Data extracted from a collection
※

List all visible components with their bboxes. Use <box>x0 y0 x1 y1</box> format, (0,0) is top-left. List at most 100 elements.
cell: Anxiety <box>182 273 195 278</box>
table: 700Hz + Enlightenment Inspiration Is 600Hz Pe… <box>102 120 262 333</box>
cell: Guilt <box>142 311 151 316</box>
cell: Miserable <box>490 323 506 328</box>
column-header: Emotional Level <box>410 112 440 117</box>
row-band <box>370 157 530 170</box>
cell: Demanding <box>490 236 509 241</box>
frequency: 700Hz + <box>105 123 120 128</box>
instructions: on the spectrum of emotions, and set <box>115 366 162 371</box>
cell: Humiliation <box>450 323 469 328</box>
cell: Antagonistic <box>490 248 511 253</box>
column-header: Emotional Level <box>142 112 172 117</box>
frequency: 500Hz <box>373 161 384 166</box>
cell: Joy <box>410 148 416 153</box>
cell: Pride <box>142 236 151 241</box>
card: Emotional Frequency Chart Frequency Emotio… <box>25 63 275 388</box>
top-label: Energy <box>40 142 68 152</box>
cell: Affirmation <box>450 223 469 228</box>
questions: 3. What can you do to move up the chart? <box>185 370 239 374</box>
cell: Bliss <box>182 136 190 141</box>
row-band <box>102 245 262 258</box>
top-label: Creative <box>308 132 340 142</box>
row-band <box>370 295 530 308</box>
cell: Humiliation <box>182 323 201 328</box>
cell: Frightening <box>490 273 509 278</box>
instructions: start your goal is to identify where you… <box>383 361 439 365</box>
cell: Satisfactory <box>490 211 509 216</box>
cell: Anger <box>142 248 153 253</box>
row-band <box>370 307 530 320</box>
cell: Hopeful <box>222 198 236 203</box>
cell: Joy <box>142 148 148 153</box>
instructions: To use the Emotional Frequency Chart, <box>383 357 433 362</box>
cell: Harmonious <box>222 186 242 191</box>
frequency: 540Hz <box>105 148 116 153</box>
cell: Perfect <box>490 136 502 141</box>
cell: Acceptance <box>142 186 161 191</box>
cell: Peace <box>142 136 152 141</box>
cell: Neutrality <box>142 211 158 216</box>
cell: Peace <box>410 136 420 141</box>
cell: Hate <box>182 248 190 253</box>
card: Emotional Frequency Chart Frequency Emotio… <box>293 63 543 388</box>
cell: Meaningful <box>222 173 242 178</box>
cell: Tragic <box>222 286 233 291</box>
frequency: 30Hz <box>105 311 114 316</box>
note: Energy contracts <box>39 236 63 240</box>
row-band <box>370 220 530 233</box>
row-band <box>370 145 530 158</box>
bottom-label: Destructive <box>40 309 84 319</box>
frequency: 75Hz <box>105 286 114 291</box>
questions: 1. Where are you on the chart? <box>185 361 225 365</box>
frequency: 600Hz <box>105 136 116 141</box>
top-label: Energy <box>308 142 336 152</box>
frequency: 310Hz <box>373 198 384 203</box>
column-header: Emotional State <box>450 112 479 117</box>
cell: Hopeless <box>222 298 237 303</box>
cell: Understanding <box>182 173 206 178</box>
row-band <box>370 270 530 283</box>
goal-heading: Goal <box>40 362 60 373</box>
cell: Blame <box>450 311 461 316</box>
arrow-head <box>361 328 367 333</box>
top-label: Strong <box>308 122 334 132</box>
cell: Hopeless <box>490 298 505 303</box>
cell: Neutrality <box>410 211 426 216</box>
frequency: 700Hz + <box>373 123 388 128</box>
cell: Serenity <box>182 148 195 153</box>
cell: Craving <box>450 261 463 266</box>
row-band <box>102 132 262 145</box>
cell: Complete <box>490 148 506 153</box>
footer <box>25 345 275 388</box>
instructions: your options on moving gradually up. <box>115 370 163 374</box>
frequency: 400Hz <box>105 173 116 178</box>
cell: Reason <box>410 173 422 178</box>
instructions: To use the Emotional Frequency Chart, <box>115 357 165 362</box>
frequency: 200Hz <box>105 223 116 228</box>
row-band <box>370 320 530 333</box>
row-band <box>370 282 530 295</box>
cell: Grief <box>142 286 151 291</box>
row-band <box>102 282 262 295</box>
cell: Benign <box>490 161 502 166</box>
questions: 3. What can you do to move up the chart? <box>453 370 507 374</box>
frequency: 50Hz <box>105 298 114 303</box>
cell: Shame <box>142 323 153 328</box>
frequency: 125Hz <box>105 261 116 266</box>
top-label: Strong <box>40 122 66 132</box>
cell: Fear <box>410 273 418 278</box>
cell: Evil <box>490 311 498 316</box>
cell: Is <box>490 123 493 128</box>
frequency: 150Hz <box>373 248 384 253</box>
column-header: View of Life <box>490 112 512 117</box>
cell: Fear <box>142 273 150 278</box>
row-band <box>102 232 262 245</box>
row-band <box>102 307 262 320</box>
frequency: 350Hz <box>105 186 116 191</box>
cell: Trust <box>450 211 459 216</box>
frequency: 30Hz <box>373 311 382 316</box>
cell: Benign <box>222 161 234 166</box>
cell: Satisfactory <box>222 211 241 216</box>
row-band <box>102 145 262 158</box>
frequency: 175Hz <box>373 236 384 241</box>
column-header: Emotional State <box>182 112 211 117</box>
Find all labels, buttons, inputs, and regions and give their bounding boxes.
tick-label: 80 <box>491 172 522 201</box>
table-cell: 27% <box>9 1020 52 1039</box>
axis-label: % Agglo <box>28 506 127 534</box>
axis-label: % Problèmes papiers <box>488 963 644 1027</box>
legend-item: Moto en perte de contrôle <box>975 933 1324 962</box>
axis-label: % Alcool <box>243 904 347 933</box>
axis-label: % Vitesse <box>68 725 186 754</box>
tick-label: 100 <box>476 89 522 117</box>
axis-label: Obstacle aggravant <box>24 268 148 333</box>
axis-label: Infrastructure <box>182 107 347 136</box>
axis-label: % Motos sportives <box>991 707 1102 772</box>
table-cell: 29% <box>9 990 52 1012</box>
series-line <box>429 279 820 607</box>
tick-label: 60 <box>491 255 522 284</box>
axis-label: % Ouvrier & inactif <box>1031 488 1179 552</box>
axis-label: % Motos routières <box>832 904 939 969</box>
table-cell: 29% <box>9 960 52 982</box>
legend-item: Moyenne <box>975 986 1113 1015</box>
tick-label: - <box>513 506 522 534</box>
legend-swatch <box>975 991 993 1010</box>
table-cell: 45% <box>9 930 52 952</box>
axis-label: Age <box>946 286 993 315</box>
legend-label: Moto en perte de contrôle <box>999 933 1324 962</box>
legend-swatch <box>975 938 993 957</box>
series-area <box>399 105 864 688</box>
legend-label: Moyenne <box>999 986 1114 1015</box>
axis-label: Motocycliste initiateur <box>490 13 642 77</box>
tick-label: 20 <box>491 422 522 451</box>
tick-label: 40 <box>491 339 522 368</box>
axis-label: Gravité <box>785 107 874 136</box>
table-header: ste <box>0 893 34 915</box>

※

§ WHAT TO WORK ON
Copy every one of the records above verbatim, keeping each line unchanged and in its original order.

§ ANSWER TO THIS TASK
List all visible components with their bboxes. Use <box>x0 y0 x1 y1</box> format, (0,0) is top-left. List at most 100 elements.
cell: Anxiety <box>182 273 195 278</box>
table: 700Hz + Enlightenment Inspiration Is 600Hz Pe… <box>102 120 262 333</box>
cell: Guilt <box>142 311 151 316</box>
cell: Miserable <box>490 323 506 328</box>
column-header: Emotional Level <box>410 112 440 117</box>
row-band <box>370 157 530 170</box>
cell: Demanding <box>490 236 509 241</box>
frequency: 700Hz + <box>105 123 120 128</box>
instructions: on the spectrum of emotions, and set <box>115 366 162 371</box>
cell: Humiliation <box>450 323 469 328</box>
cell: Antagonistic <box>490 248 511 253</box>
column-header: Emotional Level <box>142 112 172 117</box>
frequency: 500Hz <box>373 161 384 166</box>
cell: Joy <box>410 148 416 153</box>
cell: Pride <box>142 236 151 241</box>
card: Emotional Frequency Chart Frequency Emotio… <box>25 63 275 388</box>
top-label: Energy <box>40 142 68 152</box>
cell: Affirmation <box>450 223 469 228</box>
questions: 3. What can you do to move up the chart? <box>185 370 239 374</box>
cell: Bliss <box>182 136 190 141</box>
row-band <box>102 245 262 258</box>
top-label: Creative <box>308 132 340 142</box>
row-band <box>370 295 530 308</box>
cell: Humiliation <box>182 323 201 328</box>
cell: Frightening <box>490 273 509 278</box>
instructions: start your goal is to identify where you… <box>383 361 439 365</box>
cell: Satisfactory <box>490 211 509 216</box>
cell: Anger <box>142 248 153 253</box>
row-band <box>370 307 530 320</box>
cell: Hopeful <box>222 198 236 203</box>
cell: Joy <box>142 148 148 153</box>
instructions: To use the Emotional Frequency Chart, <box>383 357 433 362</box>
cell: Harmonious <box>222 186 242 191</box>
frequency: 540Hz <box>105 148 116 153</box>
cell: Perfect <box>490 136 502 141</box>
cell: Acceptance <box>142 186 161 191</box>
cell: Peace <box>142 136 152 141</box>
cell: Neutrality <box>142 211 158 216</box>
cell: Peace <box>410 136 420 141</box>
cell: Hate <box>182 248 190 253</box>
card: Emotional Frequency Chart Frequency Emotio… <box>293 63 543 388</box>
cell: Meaningful <box>222 173 242 178</box>
cell: Tragic <box>222 286 233 291</box>
frequency: 30Hz <box>105 311 114 316</box>
note: Energy contracts <box>39 236 63 240</box>
row-band <box>370 220 530 233</box>
row-band <box>370 145 530 158</box>
bottom-label: Destructive <box>40 309 84 319</box>
frequency: 75Hz <box>105 286 114 291</box>
questions: 1. Where are you on the chart? <box>185 361 225 365</box>
frequency: 600Hz <box>105 136 116 141</box>
top-label: Energy <box>308 142 336 152</box>
frequency: 310Hz <box>373 198 384 203</box>
column-header: Emotional State <box>450 112 479 117</box>
cell: Hopeless <box>222 298 237 303</box>
cell: Understanding <box>182 173 206 178</box>
row-band <box>370 270 530 283</box>
goal-heading: Goal <box>40 362 60 373</box>
cell: Blame <box>450 311 461 316</box>
arrow-head <box>361 328 367 333</box>
top-label: Strong <box>308 122 334 132</box>
cell: Hopeless <box>490 298 505 303</box>
cell: Neutrality <box>410 211 426 216</box>
frequency: 700Hz + <box>373 123 388 128</box>
cell: Serenity <box>182 148 195 153</box>
cell: Craving <box>450 261 463 266</box>
row-band <box>102 132 262 145</box>
cell: Complete <box>490 148 506 153</box>
footer <box>25 345 275 388</box>
instructions: your options on moving gradually up. <box>115 370 163 374</box>
frequency: 400Hz <box>105 173 116 178</box>
cell: Reason <box>410 173 422 178</box>
instructions: To use the Emotional Frequency Chart, <box>115 357 165 362</box>
frequency: 200Hz <box>105 223 116 228</box>
row-band <box>370 320 530 333</box>
row-band <box>370 282 530 295</box>
cell: Grief <box>142 286 151 291</box>
row-band <box>102 282 262 295</box>
cell: Benign <box>490 161 502 166</box>
questions: 3. What can you do to move up the chart? <box>453 370 507 374</box>
frequency: 50Hz <box>105 298 114 303</box>
cell: Shame <box>142 323 153 328</box>
frequency: 125Hz <box>105 261 116 266</box>
top-label: Strong <box>40 122 66 132</box>
cell: Fear <box>410 273 418 278</box>
cell: Evil <box>490 311 498 316</box>
cell: Is <box>490 123 493 128</box>
frequency: 150Hz <box>373 248 384 253</box>
column-header: View of Life <box>490 112 512 117</box>
cell: Fear <box>142 273 150 278</box>
row-band <box>102 232 262 245</box>
row-band <box>102 307 262 320</box>
frequency: 350Hz <box>105 186 116 191</box>
cell: Trust <box>450 211 459 216</box>
frequency: 30Hz <box>373 311 382 316</box>
cell: Benign <box>222 161 234 166</box>
cell: Satisfactory <box>222 211 241 216</box>
row-band <box>102 145 262 158</box>
frequency: 175Hz <box>373 236 384 241</box>
column-header: Emotional State <box>182 112 211 117</box>
Find all labels, buttons, inputs, and regions and give their bounding boxes.
tick-label: 80 <box>491 172 522 201</box>
table-cell: 27% <box>9 1020 52 1039</box>
axis-label: % Agglo <box>28 506 127 534</box>
axis-label: % Problèmes papiers <box>488 963 644 1027</box>
legend-item: Moto en perte de contrôle <box>975 933 1324 962</box>
axis-label: % Alcool <box>243 904 347 933</box>
axis-label: % Vitesse <box>68 725 186 754</box>
tick-label: 100 <box>476 89 522 117</box>
axis-label: Obstacle aggravant <box>24 268 148 333</box>
axis-label: Infrastructure <box>182 107 347 136</box>
axis-label: % Motos sportives <box>991 707 1102 772</box>
table-cell: 29% <box>9 990 52 1012</box>
series-line <box>429 279 820 607</box>
tick-label: 60 <box>491 255 522 284</box>
axis-label: % Ouvrier & inactif <box>1031 488 1179 552</box>
axis-label: % Motos routières <box>832 904 939 969</box>
table-cell: 29% <box>9 960 52 982</box>
legend-item: Moyenne <box>975 986 1113 1015</box>
tick-label: - <box>513 506 522 534</box>
legend-swatch <box>975 991 993 1010</box>
table-cell: 45% <box>9 930 52 952</box>
axis-label: Age <box>946 286 993 315</box>
legend-label: Moto en perte de contrôle <box>999 933 1324 962</box>
legend-swatch <box>975 938 993 957</box>
series-area <box>399 105 864 688</box>
legend-label: Moyenne <box>999 986 1114 1015</box>
axis-label: Motocycliste initiateur <box>490 13 642 77</box>
tick-label: 20 <box>491 422 522 451</box>
tick-label: 40 <box>491 339 522 368</box>
axis-label: Gravité <box>785 107 874 136</box>
table-header: ste <box>0 893 34 915</box>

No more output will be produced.